PROBLEM REQUIREMENTS
In the data below, find every line that has the string "label", and copy it.

EXERCISE INPUTS
'''

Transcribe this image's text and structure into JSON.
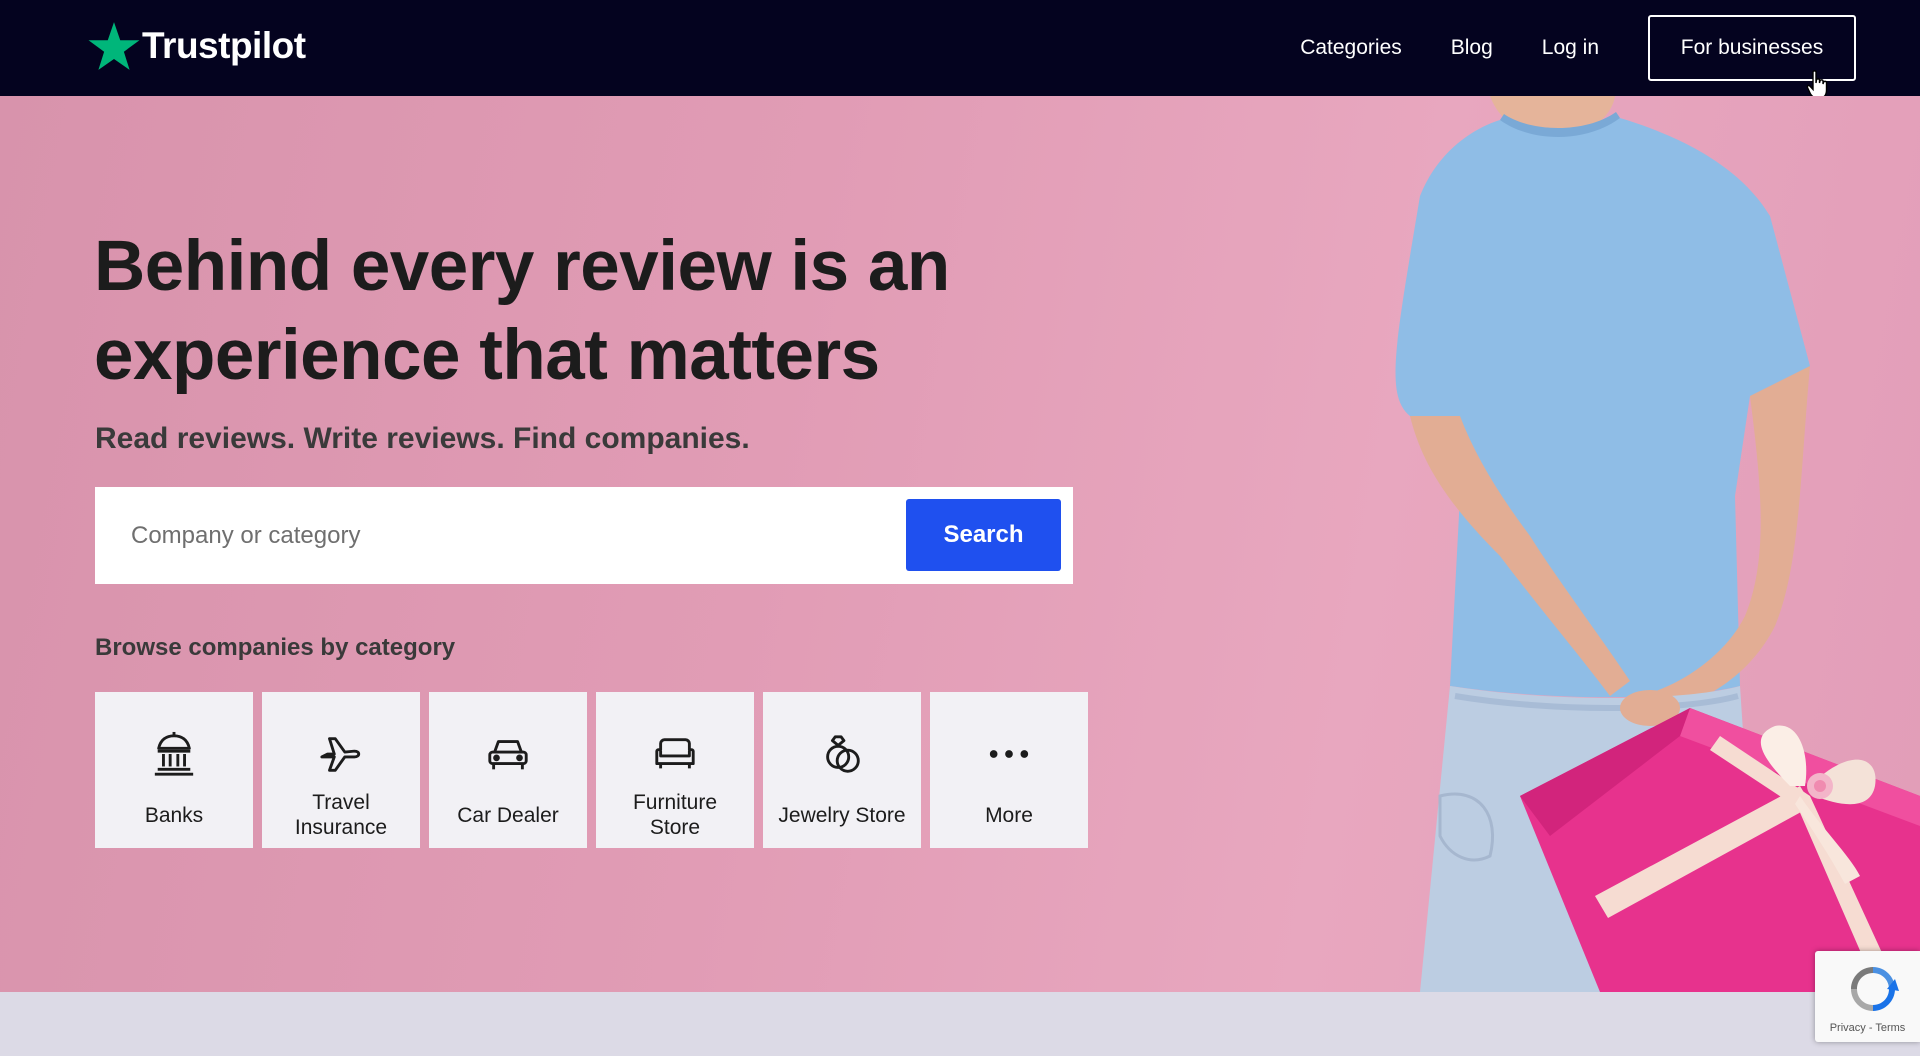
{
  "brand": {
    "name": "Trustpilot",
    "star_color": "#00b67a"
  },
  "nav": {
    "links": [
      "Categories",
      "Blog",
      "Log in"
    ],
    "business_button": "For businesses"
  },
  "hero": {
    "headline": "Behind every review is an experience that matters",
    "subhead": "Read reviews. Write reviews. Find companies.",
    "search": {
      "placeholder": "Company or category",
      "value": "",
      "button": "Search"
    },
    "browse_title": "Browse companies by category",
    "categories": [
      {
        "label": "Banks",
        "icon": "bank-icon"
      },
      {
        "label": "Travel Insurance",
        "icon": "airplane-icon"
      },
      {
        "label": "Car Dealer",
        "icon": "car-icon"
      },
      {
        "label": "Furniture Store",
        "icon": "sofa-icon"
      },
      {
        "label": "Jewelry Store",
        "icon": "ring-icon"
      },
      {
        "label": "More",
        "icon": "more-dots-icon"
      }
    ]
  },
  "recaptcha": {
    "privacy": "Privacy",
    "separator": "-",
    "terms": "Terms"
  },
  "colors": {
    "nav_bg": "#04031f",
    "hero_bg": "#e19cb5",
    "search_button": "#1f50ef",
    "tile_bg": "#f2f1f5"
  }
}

'''

EXPECTED ANSWER
        "label": "Banks",
        "label": "Travel Insurance",
        "label": "Car Dealer",
        "label": "Furniture Store",
        "label": "Jewelry Store",
        "label": "More",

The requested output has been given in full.